#### Supplied material
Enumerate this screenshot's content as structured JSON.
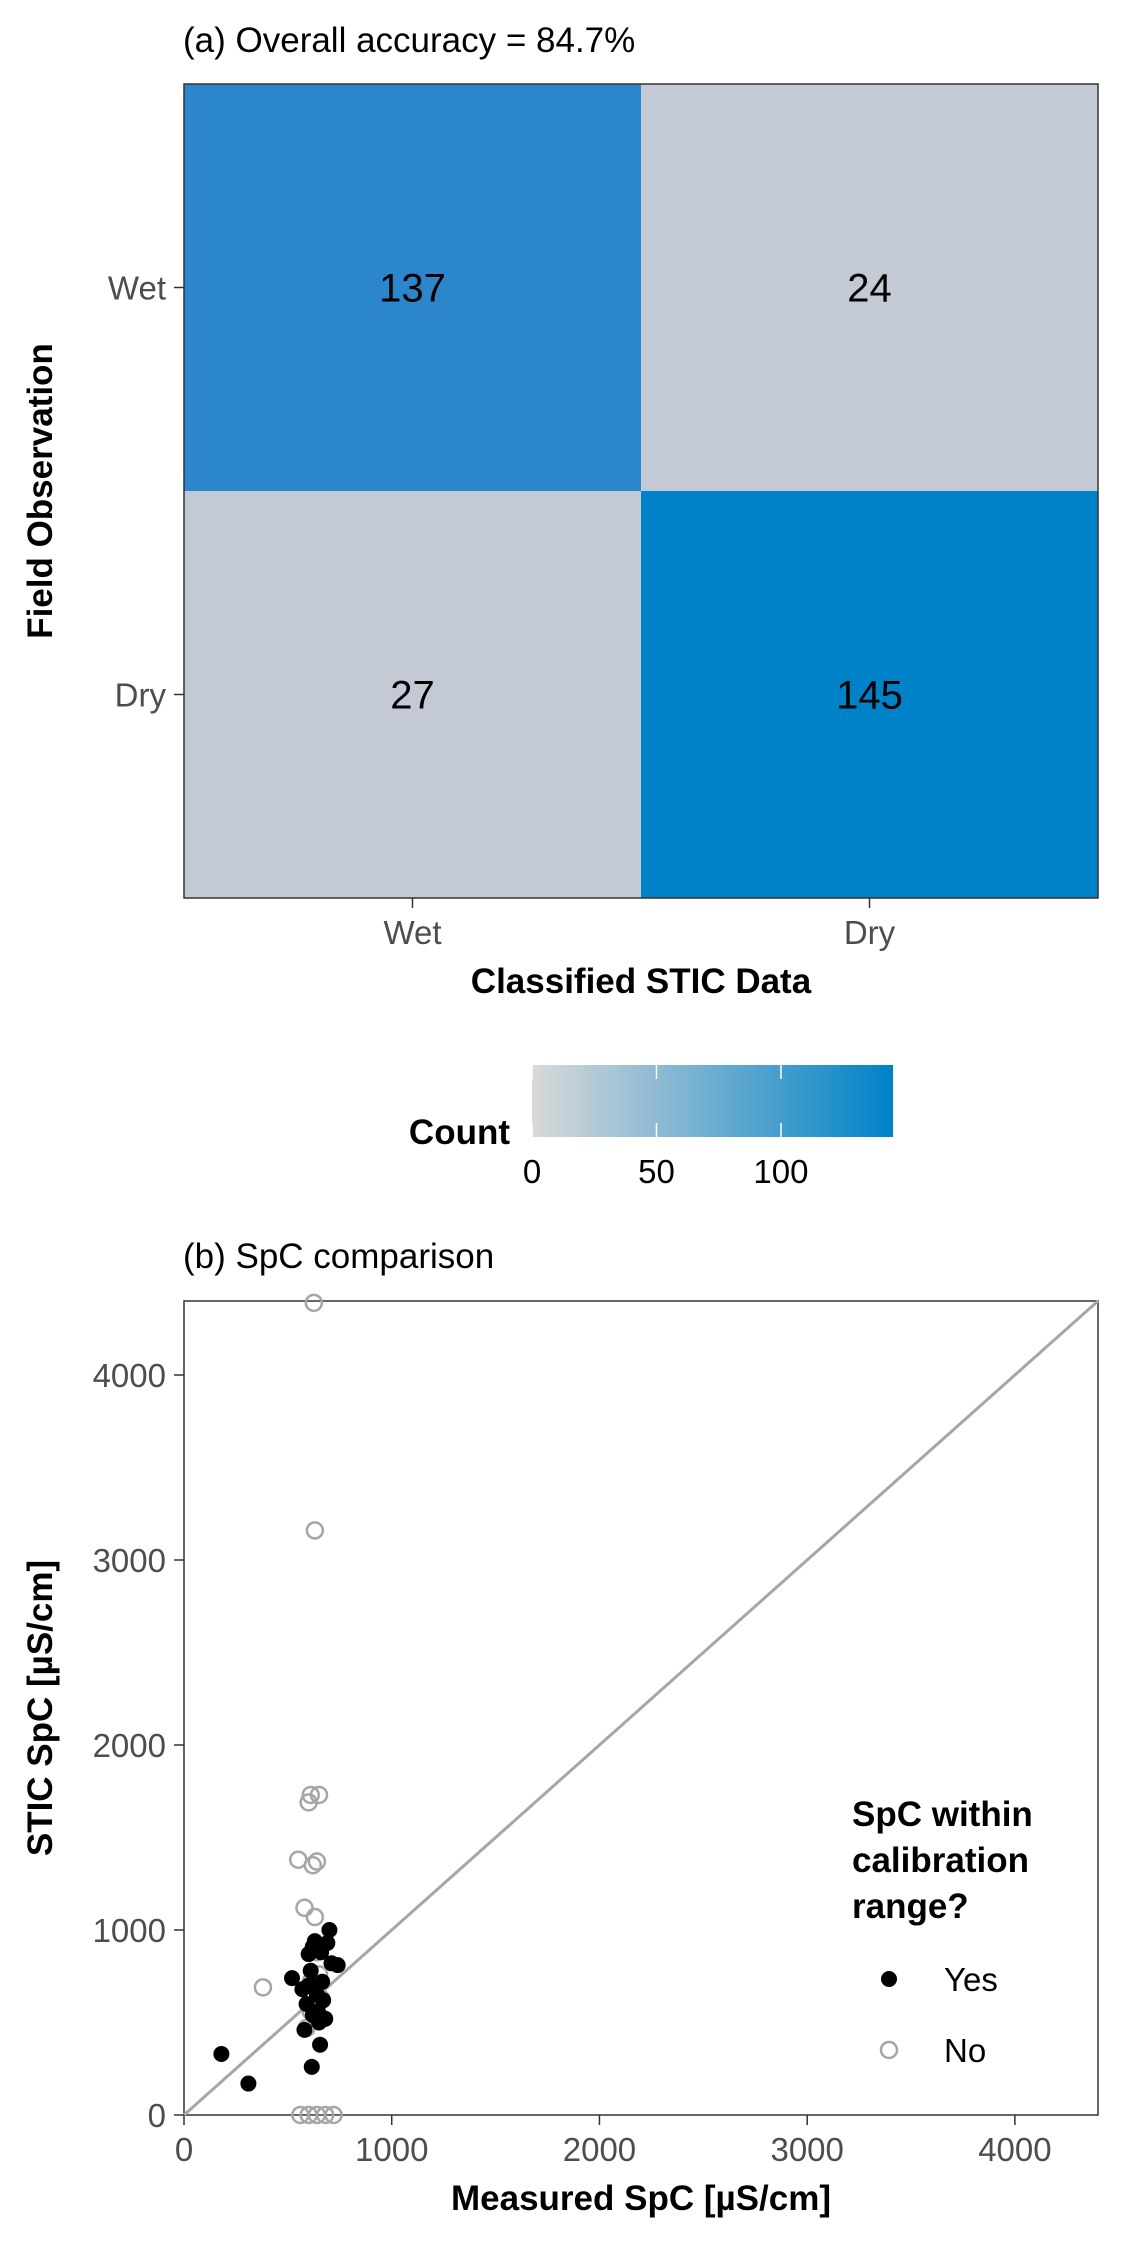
{
  "chart_data": [
    {
      "type": "heatmap",
      "title": "(a) Overall accuracy = 84.7%",
      "xlabel": "Classified STIC Data",
      "ylabel": "Field Observation",
      "x_categories": [
        "Wet",
        "Dry"
      ],
      "y_categories": [
        "Wet",
        "Dry"
      ],
      "cells": [
        {
          "x": "Wet",
          "y": "Wet",
          "value": 137
        },
        {
          "x": "Dry",
          "y": "Wet",
          "value": 24
        },
        {
          "x": "Wet",
          "y": "Dry",
          "value": 27
        },
        {
          "x": "Dry",
          "y": "Dry",
          "value": 145
        }
      ],
      "colorbar": {
        "title": "Count",
        "ticks": [
          0,
          50,
          100
        ],
        "range": [
          0,
          145
        ],
        "low_color": "#d9d9d9",
        "high_color": "#0082c8"
      }
    },
    {
      "type": "scatter",
      "title": "(b) SpC comparison",
      "xlabel": "Measured SpC [µS/cm]",
      "ylabel": "STIC SpC [µS/cm]",
      "xlim": [
        0,
        4400
      ],
      "ylim": [
        0,
        4400
      ],
      "xticks": [
        0,
        1000,
        2000,
        3000,
        4000
      ],
      "yticks": [
        0,
        1000,
        2000,
        3000,
        4000
      ],
      "one_to_one_line": true,
      "legend": {
        "title_lines": [
          "SpC within",
          "calibration",
          "range?"
        ],
        "placement": "right",
        "entries": [
          "Yes",
          "No"
        ]
      },
      "series": [
        {
          "name": "Yes",
          "marker": "filled",
          "color": "#000000",
          "points": [
            [
              180,
              330
            ],
            [
              310,
              170
            ],
            [
              520,
              740
            ],
            [
              570,
              680
            ],
            [
              580,
              460
            ],
            [
              590,
              600
            ],
            [
              600,
              870
            ],
            [
              610,
              780
            ],
            [
              615,
              260
            ],
            [
              620,
              910
            ],
            [
              630,
              940
            ],
            [
              635,
              700
            ],
            [
              640,
              650
            ],
            [
              645,
              560
            ],
            [
              650,
              500
            ],
            [
              655,
              380
            ],
            [
              660,
              880
            ],
            [
              665,
              720
            ],
            [
              670,
              620
            ],
            [
              680,
              520
            ],
            [
              690,
              930
            ],
            [
              700,
              1000
            ],
            [
              710,
              820
            ],
            [
              740,
              810
            ],
            [
              620,
              540
            ],
            [
              600,
              700
            ]
          ]
        },
        {
          "name": "No",
          "marker": "open",
          "color": "#a6a6a6",
          "points": [
            [
              550,
              1380
            ],
            [
              580,
              1120
            ],
            [
              600,
              1690
            ],
            [
              610,
              1730
            ],
            [
              620,
              1350
            ],
            [
              625,
              4390
            ],
            [
              630,
              3160
            ],
            [
              640,
              1370
            ],
            [
              650,
              1730
            ],
            [
              630,
              1070
            ],
            [
              640,
              880
            ],
            [
              650,
              760
            ],
            [
              610,
              720
            ],
            [
              620,
              640
            ],
            [
              660,
              630
            ],
            [
              610,
              560
            ],
            [
              640,
              520
            ],
            [
              590,
              470
            ],
            [
              380,
              690
            ],
            [
              560,
              0
            ],
            [
              600,
              0
            ],
            [
              640,
              0
            ],
            [
              680,
              0
            ],
            [
              720,
              0
            ]
          ]
        }
      ]
    }
  ]
}
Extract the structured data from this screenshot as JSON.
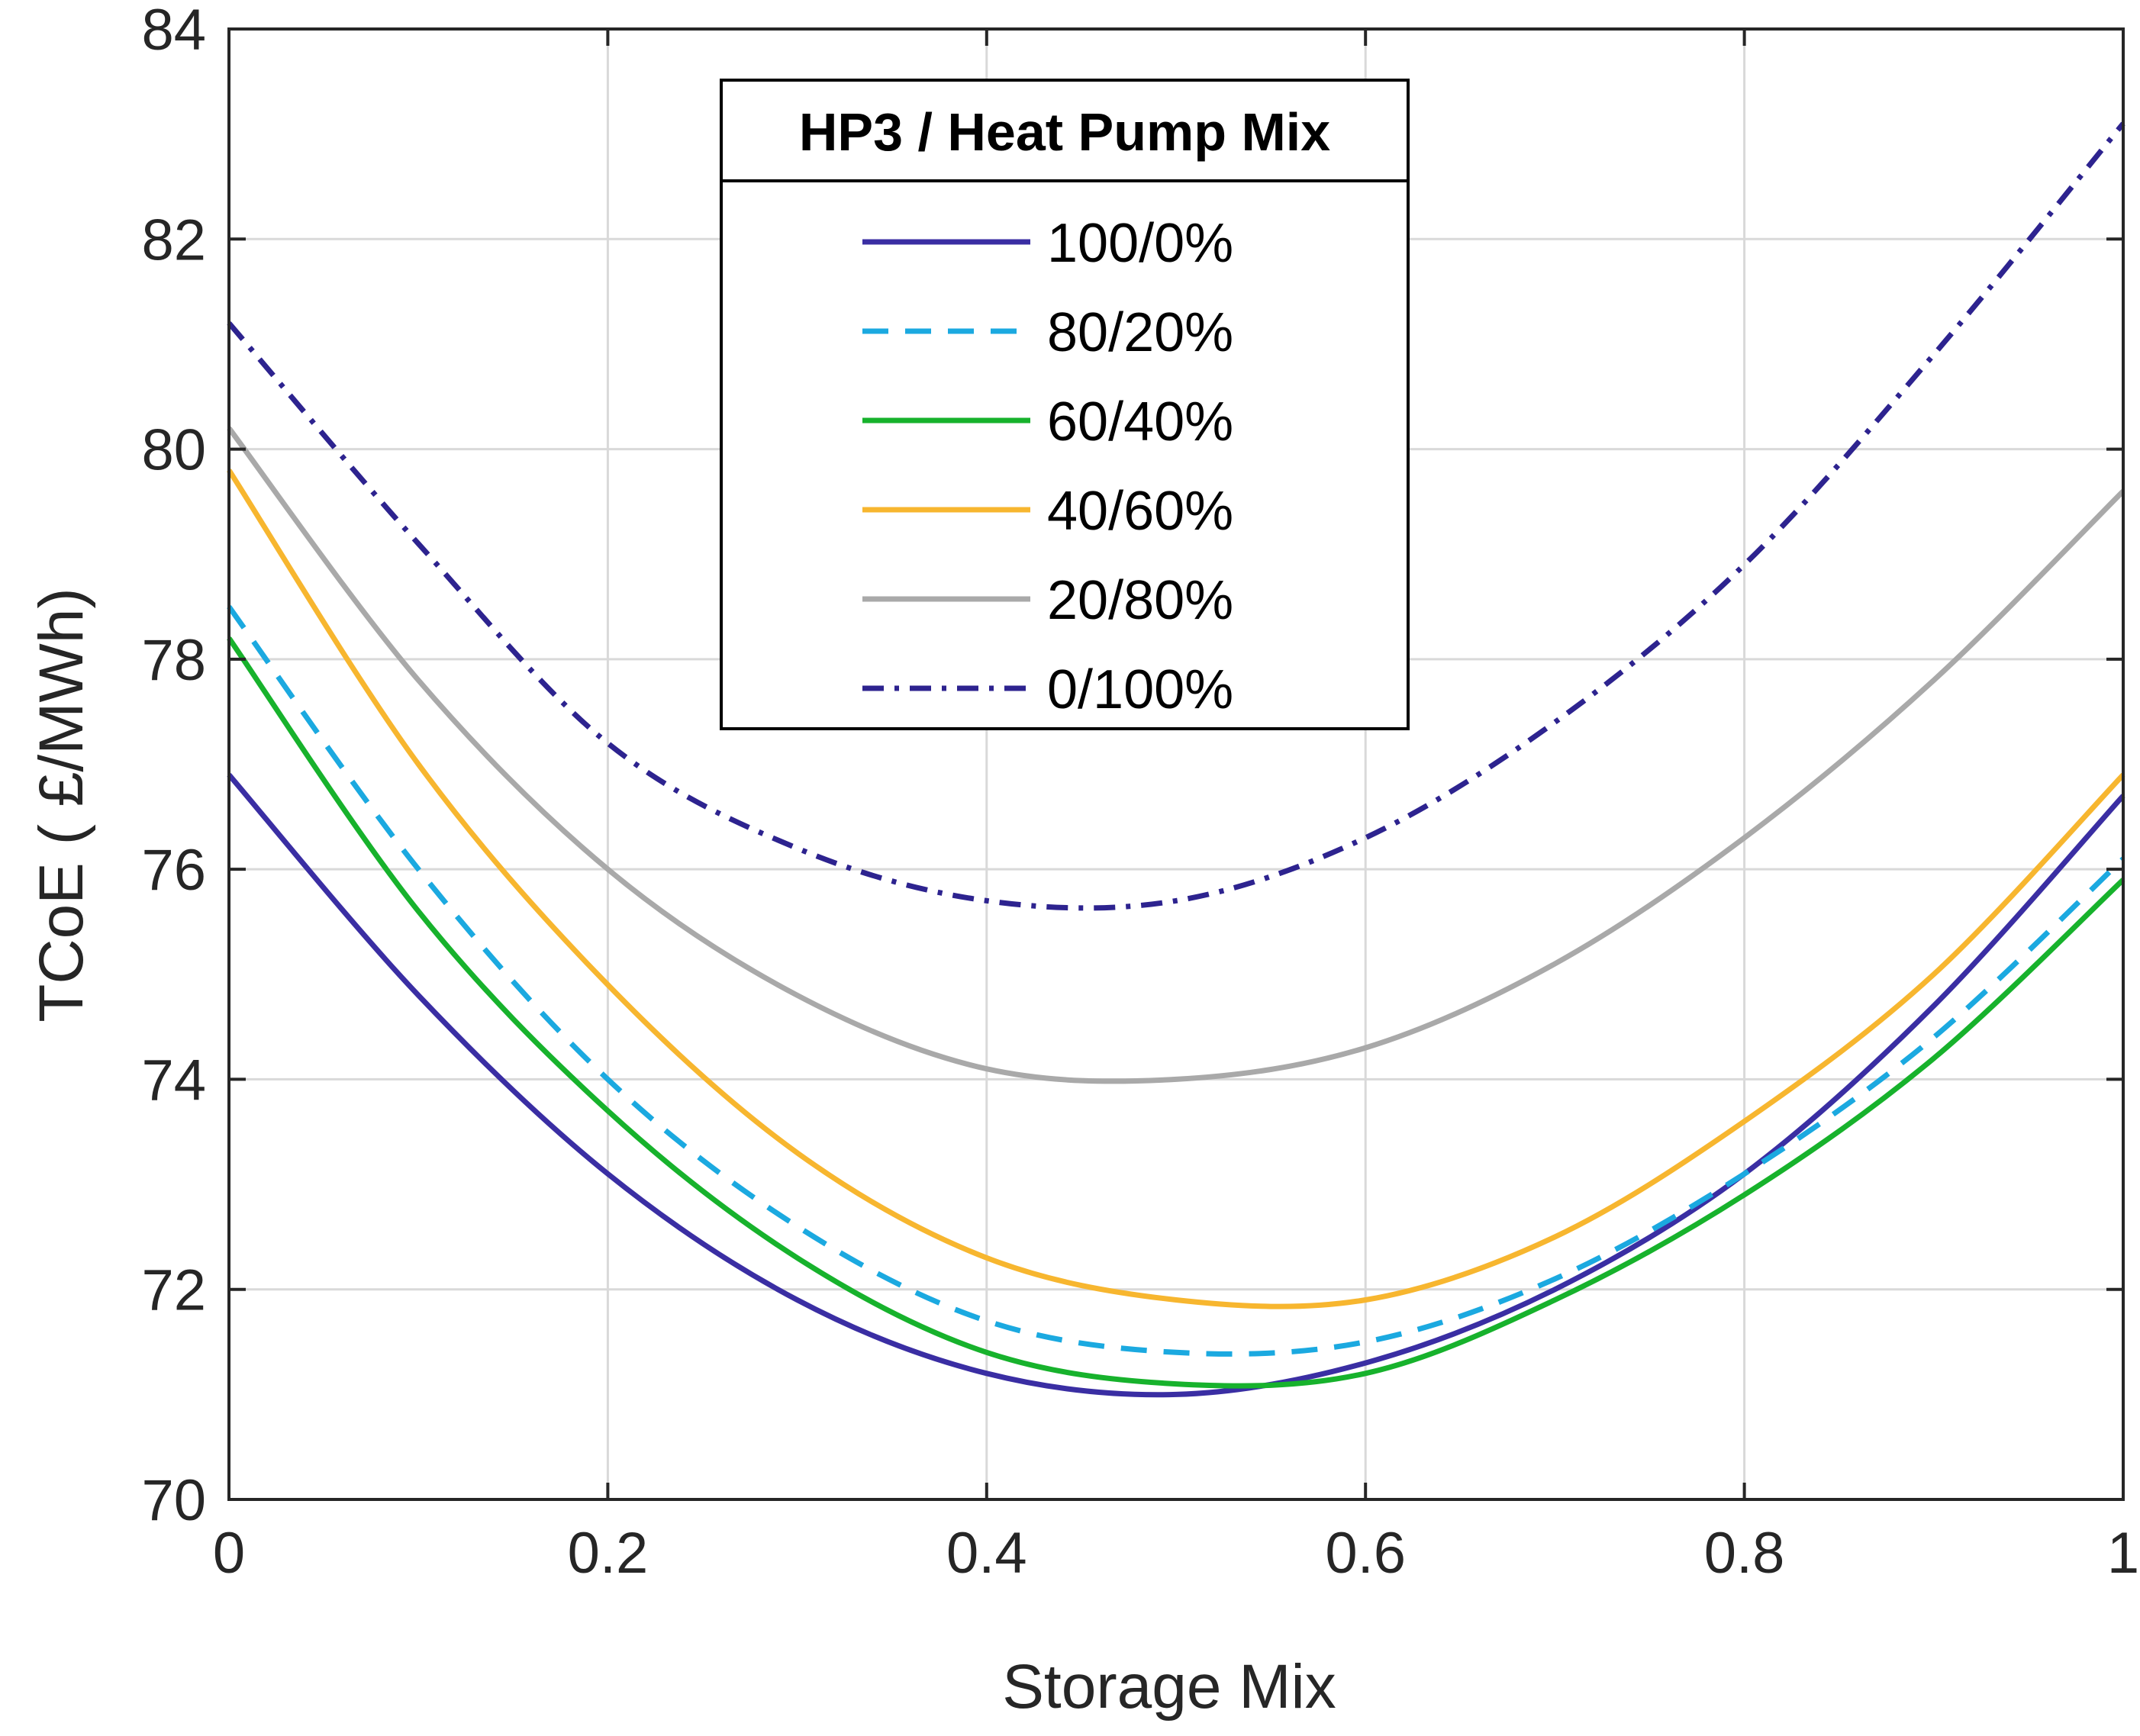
{
  "chart_data": {
    "type": "line",
    "title": "",
    "xlabel": "Storage Mix",
    "ylabel": "TCoE ( £/MWh)",
    "xlim": [
      0,
      1
    ],
    "ylim": [
      70,
      84
    ],
    "grid": true,
    "xticks": [
      0,
      0.2,
      0.4,
      0.6,
      0.8,
      1
    ],
    "xtick_labels": [
      "0",
      "0.2",
      "0.4",
      "0.6",
      "0.8",
      "1"
    ],
    "yticks": [
      70,
      72,
      74,
      76,
      78,
      80,
      82,
      84
    ],
    "ytick_labels": [
      "70",
      "72",
      "74",
      "76",
      "78",
      "80",
      "82",
      "84"
    ],
    "legend": {
      "title": "HP3 / Heat Pump Mix",
      "placement": "top-center"
    },
    "x": [
      0,
      0.1,
      0.2,
      0.3,
      0.4,
      0.5,
      0.6,
      0.7,
      0.8,
      0.9,
      1
    ],
    "series": [
      {
        "name": "100/0%",
        "color": "#3a2ea3",
        "style": "solid",
        "values": [
          76.9,
          74.8,
          73.1,
          71.9,
          71.2,
          71.0,
          71.3,
          72.0,
          73.1,
          74.7,
          76.7
        ]
      },
      {
        "name": "80/20%",
        "color": "#1ba9e0",
        "style": "dashed",
        "values": [
          78.5,
          76.0,
          74.0,
          72.6,
          71.7,
          71.4,
          71.5,
          72.1,
          73.1,
          74.4,
          76.1
        ]
      },
      {
        "name": "60/40%",
        "color": "#17b22c",
        "style": "solid",
        "values": [
          78.2,
          75.6,
          73.7,
          72.3,
          71.4,
          71.1,
          71.2,
          71.9,
          72.9,
          74.2,
          75.9
        ]
      },
      {
        "name": "40/60%",
        "color": "#f7b62f",
        "style": "solid",
        "values": [
          79.8,
          77.0,
          74.9,
          73.3,
          72.3,
          71.9,
          71.9,
          72.5,
          73.6,
          75.0,
          76.9
        ]
      },
      {
        "name": "20/80%",
        "color": "#a9a9a9",
        "style": "solid",
        "values": [
          80.2,
          77.8,
          76.0,
          74.8,
          74.1,
          74.0,
          74.3,
          75.1,
          76.3,
          77.8,
          79.6
        ]
      },
      {
        "name": "0/100%",
        "color": "#2d238f",
        "style": "dashdot",
        "values": [
          81.2,
          79.1,
          77.2,
          76.2,
          75.7,
          75.7,
          76.3,
          77.4,
          78.9,
          80.9,
          83.1
        ]
      }
    ]
  }
}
########
== Exercise prompt ==
Each line that contains the string "JSON" counts once; say how many there are and nothing else.

== The result ==
2